▼▼▼

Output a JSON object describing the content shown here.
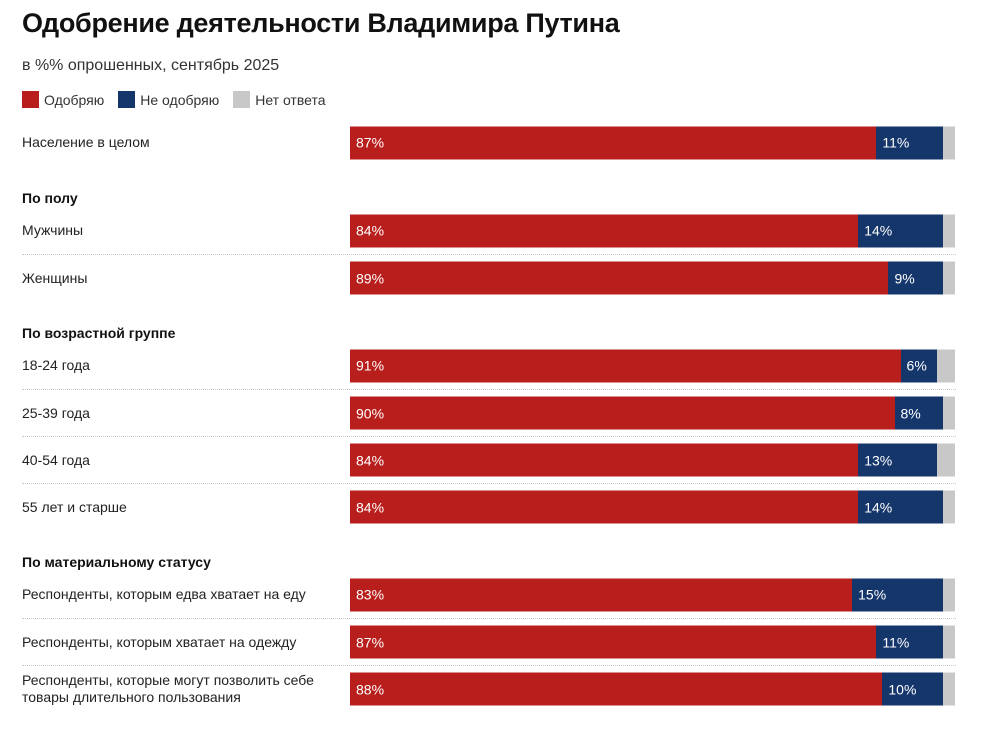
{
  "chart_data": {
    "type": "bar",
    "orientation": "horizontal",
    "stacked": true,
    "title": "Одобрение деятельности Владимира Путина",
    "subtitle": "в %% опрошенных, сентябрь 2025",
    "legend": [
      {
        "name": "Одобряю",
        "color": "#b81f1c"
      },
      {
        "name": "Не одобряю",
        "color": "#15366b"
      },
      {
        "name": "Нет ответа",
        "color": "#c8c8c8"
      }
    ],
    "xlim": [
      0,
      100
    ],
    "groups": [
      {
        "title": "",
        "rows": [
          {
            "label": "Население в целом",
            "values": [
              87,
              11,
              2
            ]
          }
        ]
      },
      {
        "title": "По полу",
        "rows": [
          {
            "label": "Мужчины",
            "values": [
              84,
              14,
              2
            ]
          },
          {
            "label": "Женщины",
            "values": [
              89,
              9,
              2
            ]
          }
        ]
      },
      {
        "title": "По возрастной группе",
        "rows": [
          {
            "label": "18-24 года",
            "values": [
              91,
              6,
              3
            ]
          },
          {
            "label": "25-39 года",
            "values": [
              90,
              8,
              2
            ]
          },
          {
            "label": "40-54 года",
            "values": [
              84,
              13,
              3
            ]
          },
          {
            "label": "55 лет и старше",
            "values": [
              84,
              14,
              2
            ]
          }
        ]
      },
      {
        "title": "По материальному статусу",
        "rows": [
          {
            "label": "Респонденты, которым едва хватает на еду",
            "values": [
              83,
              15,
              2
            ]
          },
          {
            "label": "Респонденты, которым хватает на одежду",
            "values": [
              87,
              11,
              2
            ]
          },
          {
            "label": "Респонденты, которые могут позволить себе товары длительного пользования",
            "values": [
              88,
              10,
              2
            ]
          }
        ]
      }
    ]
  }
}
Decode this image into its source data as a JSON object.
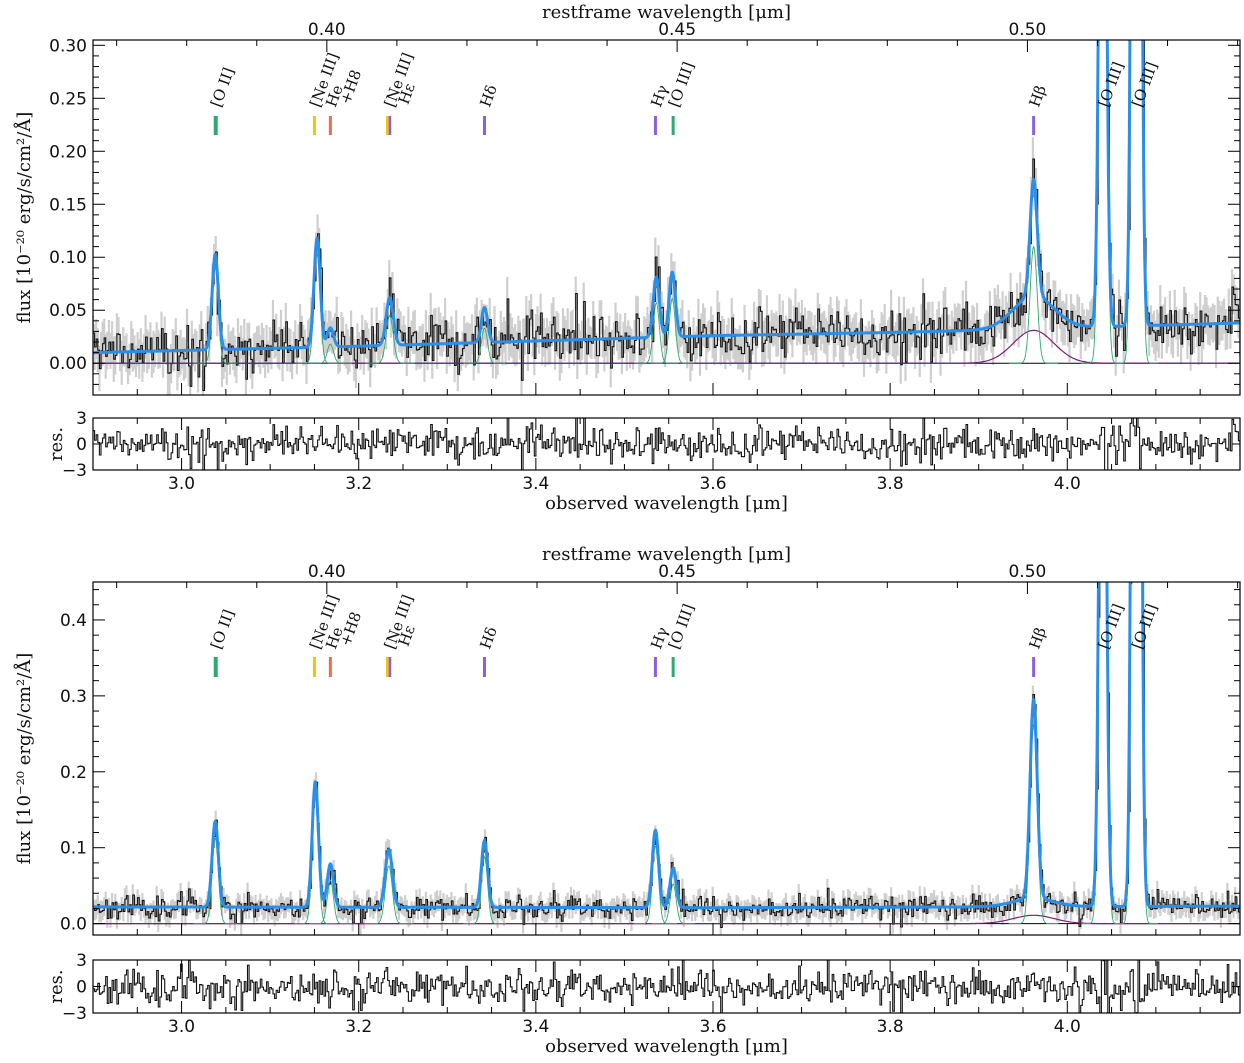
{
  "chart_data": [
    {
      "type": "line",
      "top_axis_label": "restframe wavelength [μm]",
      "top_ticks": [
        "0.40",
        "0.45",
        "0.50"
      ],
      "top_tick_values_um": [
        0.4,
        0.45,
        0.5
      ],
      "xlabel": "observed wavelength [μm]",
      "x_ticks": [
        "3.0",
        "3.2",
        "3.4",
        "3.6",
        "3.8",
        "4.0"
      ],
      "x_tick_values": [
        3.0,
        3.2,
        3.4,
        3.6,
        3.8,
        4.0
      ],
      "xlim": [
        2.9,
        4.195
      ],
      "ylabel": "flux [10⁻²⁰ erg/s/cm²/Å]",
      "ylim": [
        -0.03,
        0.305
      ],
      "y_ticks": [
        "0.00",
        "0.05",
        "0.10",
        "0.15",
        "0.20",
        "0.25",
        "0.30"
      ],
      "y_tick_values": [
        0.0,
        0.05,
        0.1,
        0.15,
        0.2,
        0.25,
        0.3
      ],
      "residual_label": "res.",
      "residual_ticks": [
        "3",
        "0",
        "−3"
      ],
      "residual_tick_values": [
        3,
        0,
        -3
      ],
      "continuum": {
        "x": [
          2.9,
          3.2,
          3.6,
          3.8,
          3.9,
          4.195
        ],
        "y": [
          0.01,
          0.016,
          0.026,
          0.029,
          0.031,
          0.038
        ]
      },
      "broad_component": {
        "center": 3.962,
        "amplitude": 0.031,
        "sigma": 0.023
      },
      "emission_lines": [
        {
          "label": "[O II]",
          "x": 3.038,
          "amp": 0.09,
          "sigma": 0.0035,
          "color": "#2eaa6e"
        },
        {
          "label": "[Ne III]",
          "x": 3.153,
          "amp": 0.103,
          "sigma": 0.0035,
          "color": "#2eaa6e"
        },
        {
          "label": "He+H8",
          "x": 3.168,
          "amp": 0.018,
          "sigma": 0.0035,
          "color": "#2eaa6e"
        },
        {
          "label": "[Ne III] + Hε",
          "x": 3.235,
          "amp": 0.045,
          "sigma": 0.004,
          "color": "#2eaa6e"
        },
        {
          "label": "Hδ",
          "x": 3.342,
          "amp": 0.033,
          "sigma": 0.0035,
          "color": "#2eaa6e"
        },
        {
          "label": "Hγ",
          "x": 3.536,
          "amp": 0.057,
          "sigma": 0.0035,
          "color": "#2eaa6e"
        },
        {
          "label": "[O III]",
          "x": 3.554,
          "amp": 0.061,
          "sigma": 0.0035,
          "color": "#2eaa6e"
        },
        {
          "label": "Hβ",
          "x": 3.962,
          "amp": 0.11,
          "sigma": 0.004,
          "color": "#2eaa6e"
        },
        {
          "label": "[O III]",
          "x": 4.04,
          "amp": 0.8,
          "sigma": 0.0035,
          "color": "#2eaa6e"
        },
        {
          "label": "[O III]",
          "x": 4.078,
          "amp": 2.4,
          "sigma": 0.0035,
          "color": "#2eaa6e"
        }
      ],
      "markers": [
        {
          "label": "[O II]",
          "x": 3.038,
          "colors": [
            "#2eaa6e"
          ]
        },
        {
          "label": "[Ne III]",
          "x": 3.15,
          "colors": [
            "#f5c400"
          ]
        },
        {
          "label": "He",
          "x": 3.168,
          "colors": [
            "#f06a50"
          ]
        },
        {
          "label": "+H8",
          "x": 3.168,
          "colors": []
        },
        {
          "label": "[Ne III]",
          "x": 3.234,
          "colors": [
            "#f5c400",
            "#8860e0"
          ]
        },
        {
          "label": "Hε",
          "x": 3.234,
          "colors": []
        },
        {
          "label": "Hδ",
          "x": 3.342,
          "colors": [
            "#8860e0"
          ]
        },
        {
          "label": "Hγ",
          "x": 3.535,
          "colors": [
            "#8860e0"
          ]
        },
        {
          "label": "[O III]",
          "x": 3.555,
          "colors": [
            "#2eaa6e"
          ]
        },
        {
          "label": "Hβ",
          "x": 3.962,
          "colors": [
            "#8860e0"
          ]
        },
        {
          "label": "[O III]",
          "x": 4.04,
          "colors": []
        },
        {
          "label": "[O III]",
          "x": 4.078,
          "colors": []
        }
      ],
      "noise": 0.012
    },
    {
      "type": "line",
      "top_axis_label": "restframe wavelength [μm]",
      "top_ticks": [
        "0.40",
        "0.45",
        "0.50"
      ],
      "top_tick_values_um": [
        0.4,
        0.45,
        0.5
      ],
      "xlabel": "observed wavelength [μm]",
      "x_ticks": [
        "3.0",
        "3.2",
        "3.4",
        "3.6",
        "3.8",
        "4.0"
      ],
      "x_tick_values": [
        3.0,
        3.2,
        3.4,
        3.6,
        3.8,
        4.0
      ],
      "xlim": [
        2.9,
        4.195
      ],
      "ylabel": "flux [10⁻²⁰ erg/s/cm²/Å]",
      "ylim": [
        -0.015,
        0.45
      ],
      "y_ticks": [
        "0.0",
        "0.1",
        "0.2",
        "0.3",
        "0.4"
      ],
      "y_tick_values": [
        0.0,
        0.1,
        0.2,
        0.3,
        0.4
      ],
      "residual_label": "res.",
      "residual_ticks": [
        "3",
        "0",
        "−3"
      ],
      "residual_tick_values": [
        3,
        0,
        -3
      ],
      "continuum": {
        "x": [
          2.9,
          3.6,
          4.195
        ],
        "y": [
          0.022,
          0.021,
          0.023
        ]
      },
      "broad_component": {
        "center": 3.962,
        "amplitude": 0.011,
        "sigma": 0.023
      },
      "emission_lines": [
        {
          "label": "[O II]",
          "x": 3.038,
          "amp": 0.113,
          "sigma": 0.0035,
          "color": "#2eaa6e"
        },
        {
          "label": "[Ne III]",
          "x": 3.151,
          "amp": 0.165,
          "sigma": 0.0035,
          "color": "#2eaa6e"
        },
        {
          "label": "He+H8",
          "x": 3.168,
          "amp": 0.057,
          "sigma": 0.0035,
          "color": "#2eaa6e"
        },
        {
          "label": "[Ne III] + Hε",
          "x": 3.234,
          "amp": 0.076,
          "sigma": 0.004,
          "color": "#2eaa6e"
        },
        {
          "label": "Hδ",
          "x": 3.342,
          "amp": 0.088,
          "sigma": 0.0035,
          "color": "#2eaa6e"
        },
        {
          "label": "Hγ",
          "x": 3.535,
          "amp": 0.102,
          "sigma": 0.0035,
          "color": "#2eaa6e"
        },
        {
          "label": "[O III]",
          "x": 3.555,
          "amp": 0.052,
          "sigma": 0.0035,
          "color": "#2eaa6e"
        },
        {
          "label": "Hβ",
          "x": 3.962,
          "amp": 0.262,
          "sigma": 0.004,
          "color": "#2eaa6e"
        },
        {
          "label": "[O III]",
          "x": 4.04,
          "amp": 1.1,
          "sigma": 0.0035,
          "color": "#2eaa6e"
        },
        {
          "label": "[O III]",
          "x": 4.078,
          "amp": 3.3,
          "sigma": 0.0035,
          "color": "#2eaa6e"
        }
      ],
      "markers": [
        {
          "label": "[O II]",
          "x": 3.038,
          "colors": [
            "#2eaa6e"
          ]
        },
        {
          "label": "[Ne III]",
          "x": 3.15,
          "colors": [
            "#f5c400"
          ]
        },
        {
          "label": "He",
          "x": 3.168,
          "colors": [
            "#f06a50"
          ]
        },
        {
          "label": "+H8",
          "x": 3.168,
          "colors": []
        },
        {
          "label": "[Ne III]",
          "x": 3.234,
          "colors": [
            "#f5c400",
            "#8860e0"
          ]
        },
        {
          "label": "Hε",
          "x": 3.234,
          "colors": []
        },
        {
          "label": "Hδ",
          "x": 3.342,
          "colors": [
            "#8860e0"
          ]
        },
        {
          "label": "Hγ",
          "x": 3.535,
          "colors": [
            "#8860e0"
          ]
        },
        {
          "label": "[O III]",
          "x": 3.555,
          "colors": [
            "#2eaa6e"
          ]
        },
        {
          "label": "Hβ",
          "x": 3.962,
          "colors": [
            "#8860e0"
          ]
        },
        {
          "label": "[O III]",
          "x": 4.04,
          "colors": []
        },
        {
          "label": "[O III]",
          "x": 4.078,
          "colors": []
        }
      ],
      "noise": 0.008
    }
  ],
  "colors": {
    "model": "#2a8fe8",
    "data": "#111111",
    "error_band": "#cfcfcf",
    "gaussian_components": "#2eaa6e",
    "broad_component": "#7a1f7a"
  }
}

▲▲▲

* THE PROBLEM
Of all the lines in the material above, how many contain the word "года"? Give only the count.

* THE REPLY
3